(WHAT IS REQUIRED):
Convert the records from the line containing "Output 18 of" through the line containing "download-icon[interactable] — [1365, 46, 1375, 60]", both included, into a two-column CSV headed text and answer. Give one row per record, put each field in quotes with line breaks changed to spaces, and leave out the pictures.

(AVAILABLE DATA):
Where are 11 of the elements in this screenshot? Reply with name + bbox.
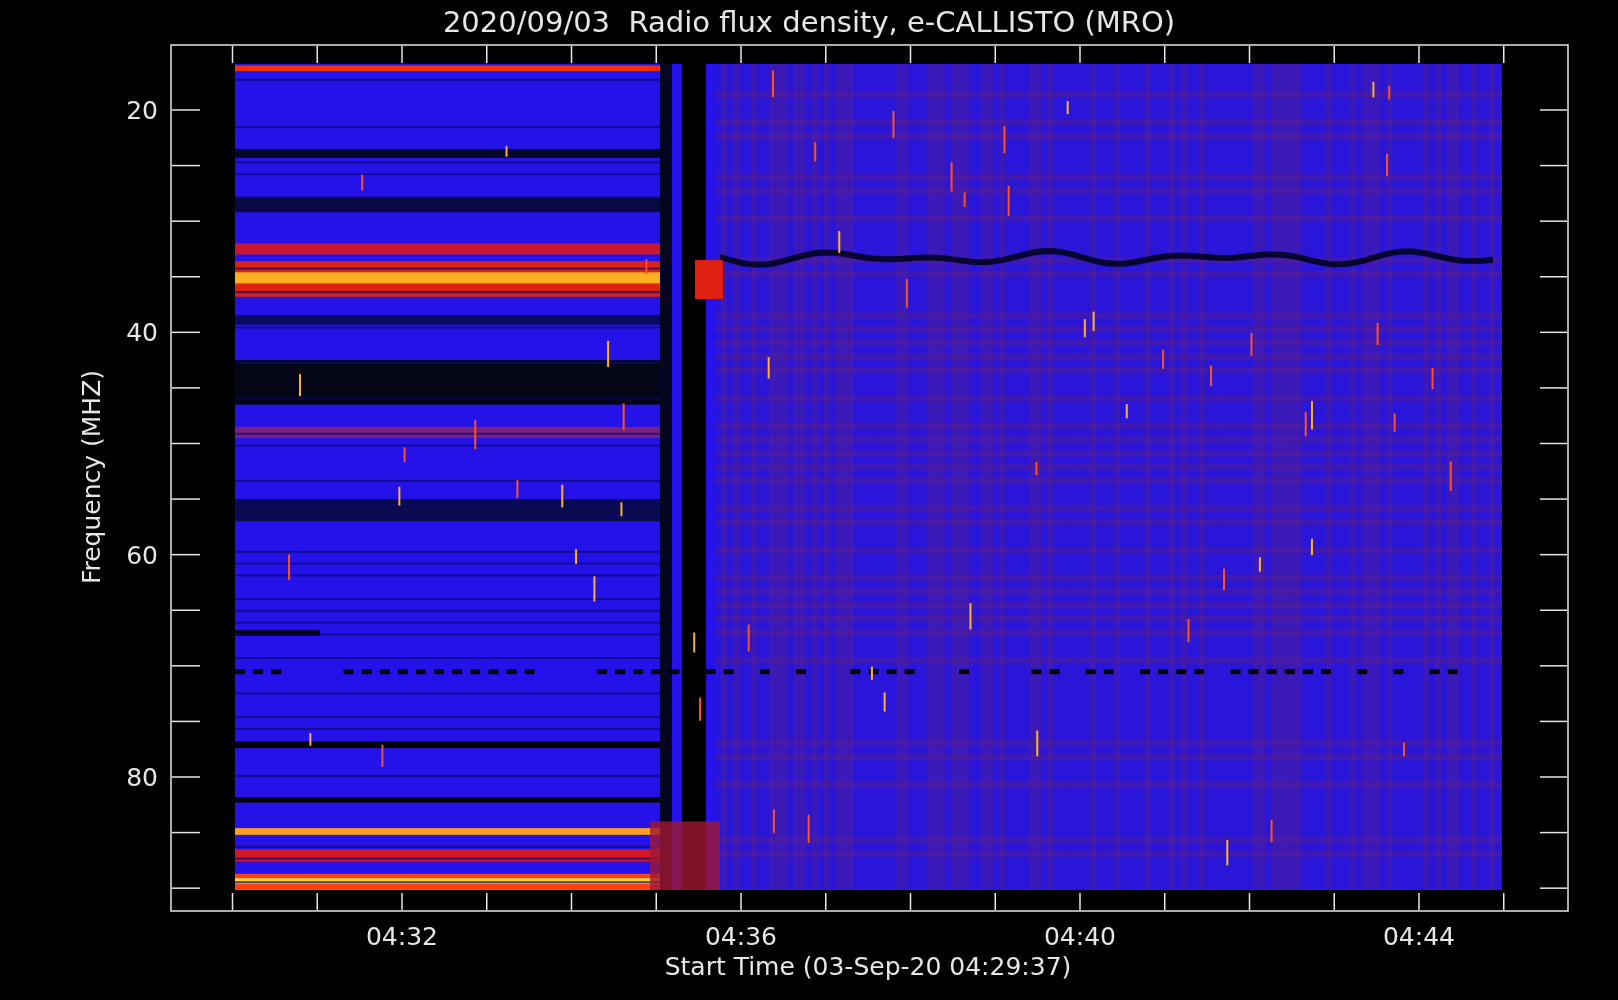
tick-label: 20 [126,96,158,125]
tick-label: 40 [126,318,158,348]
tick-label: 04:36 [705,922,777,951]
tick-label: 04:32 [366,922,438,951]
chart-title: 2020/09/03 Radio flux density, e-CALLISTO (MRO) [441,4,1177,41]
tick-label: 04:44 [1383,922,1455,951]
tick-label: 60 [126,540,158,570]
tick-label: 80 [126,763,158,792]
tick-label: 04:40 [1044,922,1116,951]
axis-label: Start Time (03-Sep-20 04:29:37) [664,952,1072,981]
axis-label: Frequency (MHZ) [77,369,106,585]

...

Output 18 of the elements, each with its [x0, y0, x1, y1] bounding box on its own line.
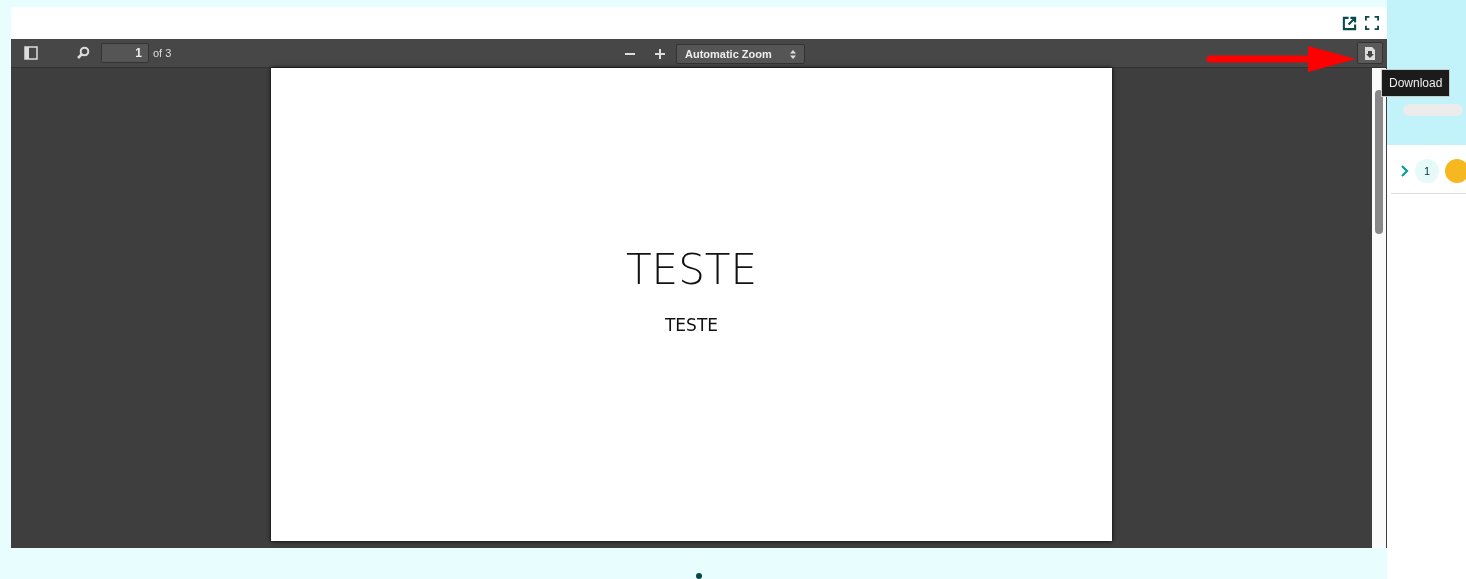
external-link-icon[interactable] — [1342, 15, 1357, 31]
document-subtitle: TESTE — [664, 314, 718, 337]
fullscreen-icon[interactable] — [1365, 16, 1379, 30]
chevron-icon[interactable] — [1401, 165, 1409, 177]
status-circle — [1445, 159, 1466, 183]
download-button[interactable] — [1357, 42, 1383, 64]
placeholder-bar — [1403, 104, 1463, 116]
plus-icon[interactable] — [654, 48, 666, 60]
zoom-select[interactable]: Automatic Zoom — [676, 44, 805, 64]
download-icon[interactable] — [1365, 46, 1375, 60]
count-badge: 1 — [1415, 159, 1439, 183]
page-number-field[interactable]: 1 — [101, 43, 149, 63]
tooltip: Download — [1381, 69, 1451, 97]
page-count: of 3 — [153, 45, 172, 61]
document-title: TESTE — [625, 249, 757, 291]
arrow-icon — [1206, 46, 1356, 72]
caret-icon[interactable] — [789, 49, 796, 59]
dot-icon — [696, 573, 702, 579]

* * *

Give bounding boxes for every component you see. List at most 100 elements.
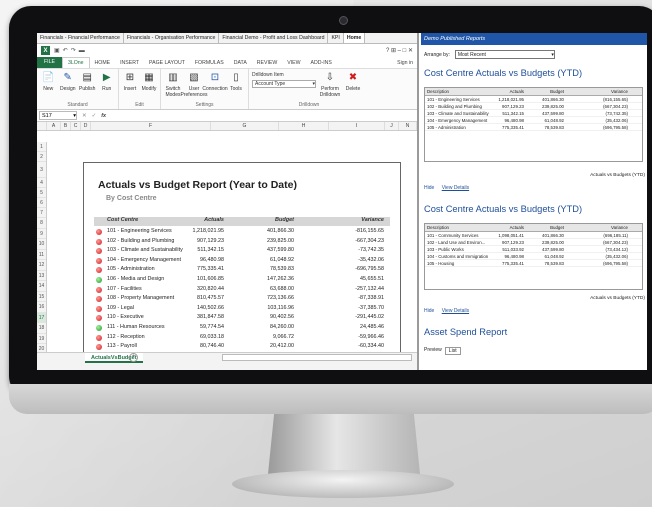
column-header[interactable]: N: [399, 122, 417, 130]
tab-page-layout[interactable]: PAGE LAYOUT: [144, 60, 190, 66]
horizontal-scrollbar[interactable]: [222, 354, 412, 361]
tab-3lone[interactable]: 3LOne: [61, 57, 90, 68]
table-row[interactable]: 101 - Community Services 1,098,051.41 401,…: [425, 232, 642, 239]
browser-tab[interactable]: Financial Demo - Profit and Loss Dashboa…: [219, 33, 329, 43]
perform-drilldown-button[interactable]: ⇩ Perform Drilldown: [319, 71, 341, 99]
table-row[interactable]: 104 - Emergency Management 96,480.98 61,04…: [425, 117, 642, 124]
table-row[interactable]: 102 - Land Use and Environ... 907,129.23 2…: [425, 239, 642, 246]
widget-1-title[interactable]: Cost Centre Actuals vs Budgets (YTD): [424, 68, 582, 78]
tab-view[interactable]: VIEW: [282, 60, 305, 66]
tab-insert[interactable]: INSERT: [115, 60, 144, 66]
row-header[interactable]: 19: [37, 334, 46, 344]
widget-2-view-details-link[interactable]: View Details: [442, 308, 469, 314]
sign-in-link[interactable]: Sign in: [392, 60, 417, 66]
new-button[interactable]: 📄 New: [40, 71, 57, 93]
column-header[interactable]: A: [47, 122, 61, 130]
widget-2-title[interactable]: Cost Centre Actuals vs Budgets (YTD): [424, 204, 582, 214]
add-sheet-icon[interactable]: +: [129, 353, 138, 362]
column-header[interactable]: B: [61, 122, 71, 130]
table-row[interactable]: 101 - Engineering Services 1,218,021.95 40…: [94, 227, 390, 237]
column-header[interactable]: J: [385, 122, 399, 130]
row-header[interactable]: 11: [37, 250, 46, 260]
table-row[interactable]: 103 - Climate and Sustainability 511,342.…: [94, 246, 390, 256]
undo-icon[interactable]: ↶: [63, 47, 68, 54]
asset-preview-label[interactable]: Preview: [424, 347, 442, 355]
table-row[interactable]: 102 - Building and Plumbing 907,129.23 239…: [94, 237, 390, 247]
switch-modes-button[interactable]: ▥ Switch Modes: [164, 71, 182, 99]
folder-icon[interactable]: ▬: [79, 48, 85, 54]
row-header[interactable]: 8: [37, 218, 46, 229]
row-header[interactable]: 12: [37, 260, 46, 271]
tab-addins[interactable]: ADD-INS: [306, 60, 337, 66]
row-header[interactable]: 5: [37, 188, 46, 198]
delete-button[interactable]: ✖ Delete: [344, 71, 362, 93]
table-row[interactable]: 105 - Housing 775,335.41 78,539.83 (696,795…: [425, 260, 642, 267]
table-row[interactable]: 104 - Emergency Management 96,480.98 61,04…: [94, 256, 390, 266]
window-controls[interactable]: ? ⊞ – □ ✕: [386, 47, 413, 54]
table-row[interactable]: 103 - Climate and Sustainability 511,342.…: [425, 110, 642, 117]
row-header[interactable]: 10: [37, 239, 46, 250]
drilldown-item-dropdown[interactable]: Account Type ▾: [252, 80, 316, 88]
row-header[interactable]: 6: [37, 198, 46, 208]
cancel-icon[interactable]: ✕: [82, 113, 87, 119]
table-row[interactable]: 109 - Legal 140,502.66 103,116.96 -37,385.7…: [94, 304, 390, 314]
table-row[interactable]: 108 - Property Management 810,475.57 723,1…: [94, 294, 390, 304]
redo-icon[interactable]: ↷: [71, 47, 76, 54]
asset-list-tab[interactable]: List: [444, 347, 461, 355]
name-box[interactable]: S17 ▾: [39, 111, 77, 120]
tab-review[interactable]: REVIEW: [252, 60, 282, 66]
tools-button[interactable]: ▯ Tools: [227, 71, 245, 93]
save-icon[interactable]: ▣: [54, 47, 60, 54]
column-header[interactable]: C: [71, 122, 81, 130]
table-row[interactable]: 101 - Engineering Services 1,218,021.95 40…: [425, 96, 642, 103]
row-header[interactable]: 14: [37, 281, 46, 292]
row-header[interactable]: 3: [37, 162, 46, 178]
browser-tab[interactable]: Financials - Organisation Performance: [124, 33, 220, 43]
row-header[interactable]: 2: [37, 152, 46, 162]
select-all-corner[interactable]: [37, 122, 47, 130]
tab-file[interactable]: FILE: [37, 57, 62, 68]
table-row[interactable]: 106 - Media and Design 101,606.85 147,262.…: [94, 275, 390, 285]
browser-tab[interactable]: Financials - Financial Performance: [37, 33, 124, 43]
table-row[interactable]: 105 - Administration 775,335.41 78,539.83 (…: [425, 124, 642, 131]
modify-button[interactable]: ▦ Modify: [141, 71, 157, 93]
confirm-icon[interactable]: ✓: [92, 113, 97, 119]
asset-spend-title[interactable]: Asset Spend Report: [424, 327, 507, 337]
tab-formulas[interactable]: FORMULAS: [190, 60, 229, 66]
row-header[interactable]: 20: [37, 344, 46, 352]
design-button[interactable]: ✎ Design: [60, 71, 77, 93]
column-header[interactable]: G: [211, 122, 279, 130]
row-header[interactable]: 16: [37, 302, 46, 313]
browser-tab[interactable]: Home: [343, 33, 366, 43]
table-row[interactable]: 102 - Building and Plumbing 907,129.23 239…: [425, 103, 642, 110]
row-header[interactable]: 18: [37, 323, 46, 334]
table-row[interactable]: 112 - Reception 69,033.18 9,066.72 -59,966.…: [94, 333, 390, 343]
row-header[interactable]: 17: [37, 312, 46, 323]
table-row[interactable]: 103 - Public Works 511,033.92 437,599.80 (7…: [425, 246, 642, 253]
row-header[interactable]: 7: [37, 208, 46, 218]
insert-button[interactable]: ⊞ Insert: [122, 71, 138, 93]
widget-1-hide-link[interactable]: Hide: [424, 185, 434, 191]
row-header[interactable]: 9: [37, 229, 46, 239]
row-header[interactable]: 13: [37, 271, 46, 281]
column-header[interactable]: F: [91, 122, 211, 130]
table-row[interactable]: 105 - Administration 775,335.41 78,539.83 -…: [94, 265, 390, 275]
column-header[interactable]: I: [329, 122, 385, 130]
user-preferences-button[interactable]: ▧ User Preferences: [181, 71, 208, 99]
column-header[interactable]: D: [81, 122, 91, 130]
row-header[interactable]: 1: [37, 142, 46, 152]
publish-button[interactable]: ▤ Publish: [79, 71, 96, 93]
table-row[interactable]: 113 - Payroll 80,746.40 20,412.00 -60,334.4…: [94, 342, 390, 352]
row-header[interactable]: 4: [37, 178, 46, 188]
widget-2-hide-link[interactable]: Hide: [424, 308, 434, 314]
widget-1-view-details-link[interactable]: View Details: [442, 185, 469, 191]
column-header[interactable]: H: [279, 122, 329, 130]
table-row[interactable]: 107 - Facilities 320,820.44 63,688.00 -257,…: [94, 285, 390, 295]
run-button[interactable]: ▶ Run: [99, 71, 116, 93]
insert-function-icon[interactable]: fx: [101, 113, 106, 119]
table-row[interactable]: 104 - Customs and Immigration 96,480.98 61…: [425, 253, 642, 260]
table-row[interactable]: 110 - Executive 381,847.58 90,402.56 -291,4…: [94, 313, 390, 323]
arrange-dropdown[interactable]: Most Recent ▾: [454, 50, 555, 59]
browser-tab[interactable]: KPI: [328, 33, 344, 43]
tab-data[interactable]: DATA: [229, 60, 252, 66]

(TASK ANSWER):
text,answer
"Output 18 of the elements, each with its [x0, y0, x1, y1] bounding box on its own line.","external-link-icon[interactable] — [1342, 15, 1357, 31] document-subtitle: TESTE — [664, 314, 718, 337] fullscreen-icon[interactable] — [1365, 16, 1379, 30] chevron-icon[interactable] — [1401, 165, 1409, 177] status-circle — [1445, 159, 1466, 183] download-button[interactable] — [1357, 42, 1383, 64] placeholder-bar — [1403, 104, 1463, 116] plus-icon[interactable] — [654, 48, 666, 60] zoom-select[interactable]: Automatic Zoom — [676, 44, 805, 64] download-icon[interactable] — [1365, 46, 1375, 60]"